In full and without alteration, repeat the material.

(Recorded data)
────

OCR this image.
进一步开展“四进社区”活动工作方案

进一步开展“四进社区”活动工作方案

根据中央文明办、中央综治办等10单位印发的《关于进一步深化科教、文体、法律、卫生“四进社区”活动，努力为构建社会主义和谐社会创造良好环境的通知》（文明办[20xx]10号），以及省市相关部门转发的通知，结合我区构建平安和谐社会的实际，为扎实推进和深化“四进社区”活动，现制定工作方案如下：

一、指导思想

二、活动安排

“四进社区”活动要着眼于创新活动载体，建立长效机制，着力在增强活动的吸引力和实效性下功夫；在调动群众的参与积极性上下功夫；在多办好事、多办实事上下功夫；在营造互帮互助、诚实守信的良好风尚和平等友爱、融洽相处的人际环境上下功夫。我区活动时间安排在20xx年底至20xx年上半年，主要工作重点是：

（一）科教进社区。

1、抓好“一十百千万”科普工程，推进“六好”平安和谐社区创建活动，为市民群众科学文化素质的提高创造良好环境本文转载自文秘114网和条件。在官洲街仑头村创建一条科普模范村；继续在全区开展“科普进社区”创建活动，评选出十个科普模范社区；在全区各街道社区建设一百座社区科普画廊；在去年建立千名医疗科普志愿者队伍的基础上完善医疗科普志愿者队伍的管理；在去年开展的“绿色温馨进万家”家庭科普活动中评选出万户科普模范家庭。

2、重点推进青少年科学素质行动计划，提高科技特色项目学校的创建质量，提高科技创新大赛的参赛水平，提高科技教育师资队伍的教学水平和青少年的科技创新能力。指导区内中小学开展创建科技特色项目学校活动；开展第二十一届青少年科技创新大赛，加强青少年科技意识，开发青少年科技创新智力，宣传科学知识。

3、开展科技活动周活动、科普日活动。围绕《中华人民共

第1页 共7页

────

Result for this task.
OCR this image.
进一步开展“四进社区”活动工作方案

进一步开展“四进社区”活动工作方案

根据中央文明办、中央综治办等10单位印发的《关于进一步深化科教、文体、法律、卫生“四进社区”活动，努力为构建社会主义和谐社会创造良好环境的通知》（文明办[20xx]10号），以及省市相关部门转发的通知，结合我区构建平安和谐社会的实际，为扎实推进和深化“四进社区”活动，现制定工作方案如下：

一、指导思想

二、活动安排

“四进社区”活动要着眼于创新活动载体，建立长效机制，着力在增强活动的吸引力和实效性下功夫；在调动群众的参与积极性上下功夫；在多办好事、多办实事上下功夫；在营造互帮互助、诚实守信的良好风尚和平等友爱、融洽相处的人际环境上下功夫。我区活动时间安排在20xx年底至20xx年上半年，主要工作重点是：

（一）科教进社区。

1、抓好“一十百千万”科普工程，推进“六好”平安和谐社区创建活动，为市民群众科学文化素质的提高创造良好环境本文转载自文秘114网和条件。在官洲街仑头村创建一条科普模范村；继续在全区开展“科普进社区”创建活动，评选出十个科普模范社区；在全区各街道社区建设一百座社区科普画廊；在去年建立千名医疗科普志愿者队伍的基础上完善医疗科普志愿者队伍的管理；在去年开展的“绿色温馨进万家”家庭科普活动中评选出万户科普模范家庭。

2、重点推进青少年科学素质行动计划，提高科技特色项目学校的创建质量，提高科技创新大赛的参赛水平，提高科技教育师资队伍的教学水平和青少年的科技创新能力。指导区内中小学开展创建科技特色项目学校活动；开展第二十一届青少年科技创新大赛，加强青少年科技意识，开发青少年科技创新智力，宣传科学知识。

3、开展科技活动周活动、科普日活动。围绕《中华人民共

第1页 共7页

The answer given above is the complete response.